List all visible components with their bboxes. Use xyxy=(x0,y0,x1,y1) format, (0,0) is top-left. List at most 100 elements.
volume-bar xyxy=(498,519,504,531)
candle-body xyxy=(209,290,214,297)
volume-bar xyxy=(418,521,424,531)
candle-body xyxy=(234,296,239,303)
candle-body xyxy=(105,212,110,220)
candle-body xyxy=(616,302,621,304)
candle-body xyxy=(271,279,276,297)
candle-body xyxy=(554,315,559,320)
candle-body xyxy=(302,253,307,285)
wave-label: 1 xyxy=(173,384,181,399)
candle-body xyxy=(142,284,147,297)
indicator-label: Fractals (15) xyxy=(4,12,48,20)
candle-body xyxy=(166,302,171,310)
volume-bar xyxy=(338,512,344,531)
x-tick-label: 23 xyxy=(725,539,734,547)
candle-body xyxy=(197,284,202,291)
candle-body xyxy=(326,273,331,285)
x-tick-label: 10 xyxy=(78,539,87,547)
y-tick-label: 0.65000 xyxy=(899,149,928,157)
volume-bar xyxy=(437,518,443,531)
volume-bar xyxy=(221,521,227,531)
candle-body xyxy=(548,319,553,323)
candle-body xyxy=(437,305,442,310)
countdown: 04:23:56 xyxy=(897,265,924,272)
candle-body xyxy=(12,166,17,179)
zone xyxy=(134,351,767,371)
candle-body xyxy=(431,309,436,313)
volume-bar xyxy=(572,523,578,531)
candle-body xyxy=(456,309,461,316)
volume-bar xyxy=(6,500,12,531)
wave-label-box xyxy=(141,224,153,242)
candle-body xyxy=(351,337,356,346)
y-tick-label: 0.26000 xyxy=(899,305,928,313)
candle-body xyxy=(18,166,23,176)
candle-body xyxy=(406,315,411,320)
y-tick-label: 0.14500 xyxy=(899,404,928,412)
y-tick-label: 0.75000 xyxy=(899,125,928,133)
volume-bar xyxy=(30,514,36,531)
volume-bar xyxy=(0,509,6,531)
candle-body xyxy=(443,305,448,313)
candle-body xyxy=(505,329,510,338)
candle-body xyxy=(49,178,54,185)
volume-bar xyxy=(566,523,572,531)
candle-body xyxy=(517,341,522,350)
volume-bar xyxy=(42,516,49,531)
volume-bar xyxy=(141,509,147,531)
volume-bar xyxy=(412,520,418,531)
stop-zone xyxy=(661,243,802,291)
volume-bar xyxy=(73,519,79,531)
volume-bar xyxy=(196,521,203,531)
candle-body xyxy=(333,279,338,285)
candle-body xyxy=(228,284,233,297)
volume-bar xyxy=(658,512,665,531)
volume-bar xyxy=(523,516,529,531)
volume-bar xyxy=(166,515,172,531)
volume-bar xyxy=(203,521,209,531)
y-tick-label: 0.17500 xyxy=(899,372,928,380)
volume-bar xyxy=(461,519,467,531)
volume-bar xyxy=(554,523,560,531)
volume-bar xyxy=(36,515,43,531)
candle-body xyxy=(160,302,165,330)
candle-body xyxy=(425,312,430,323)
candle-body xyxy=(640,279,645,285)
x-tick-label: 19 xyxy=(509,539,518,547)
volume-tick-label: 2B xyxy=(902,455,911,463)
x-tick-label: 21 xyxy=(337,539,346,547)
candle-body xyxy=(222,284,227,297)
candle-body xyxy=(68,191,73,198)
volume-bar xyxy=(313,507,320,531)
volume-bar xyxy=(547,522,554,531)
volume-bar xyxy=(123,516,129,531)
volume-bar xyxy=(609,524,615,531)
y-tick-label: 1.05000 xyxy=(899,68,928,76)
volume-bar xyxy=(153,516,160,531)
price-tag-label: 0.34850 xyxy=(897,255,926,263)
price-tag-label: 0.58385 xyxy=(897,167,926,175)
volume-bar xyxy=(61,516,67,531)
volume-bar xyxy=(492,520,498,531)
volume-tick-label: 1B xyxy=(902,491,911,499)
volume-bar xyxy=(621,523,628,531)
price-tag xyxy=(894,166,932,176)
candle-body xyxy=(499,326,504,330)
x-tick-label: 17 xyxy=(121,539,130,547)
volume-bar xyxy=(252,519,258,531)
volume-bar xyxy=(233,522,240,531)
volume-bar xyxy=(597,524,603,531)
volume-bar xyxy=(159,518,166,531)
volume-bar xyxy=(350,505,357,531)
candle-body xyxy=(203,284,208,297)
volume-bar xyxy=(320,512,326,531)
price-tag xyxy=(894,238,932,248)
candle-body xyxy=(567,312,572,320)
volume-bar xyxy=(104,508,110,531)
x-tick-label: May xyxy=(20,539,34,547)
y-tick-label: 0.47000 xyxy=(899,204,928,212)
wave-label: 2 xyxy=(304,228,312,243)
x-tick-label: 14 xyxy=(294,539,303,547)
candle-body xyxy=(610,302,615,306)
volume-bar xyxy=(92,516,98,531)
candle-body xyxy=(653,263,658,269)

> **Task statement**
Please pick out every line in the entries above that contains the string "price", and copy each of those lines. Letter case counts when matching.

> **Result**
price-tag-label: 0.34850 xyxy=(897,255,926,263)
price-tag-label: 0.58385 xyxy=(897,167,926,175)
price-tag xyxy=(894,166,932,176)
price-tag xyxy=(894,238,932,248)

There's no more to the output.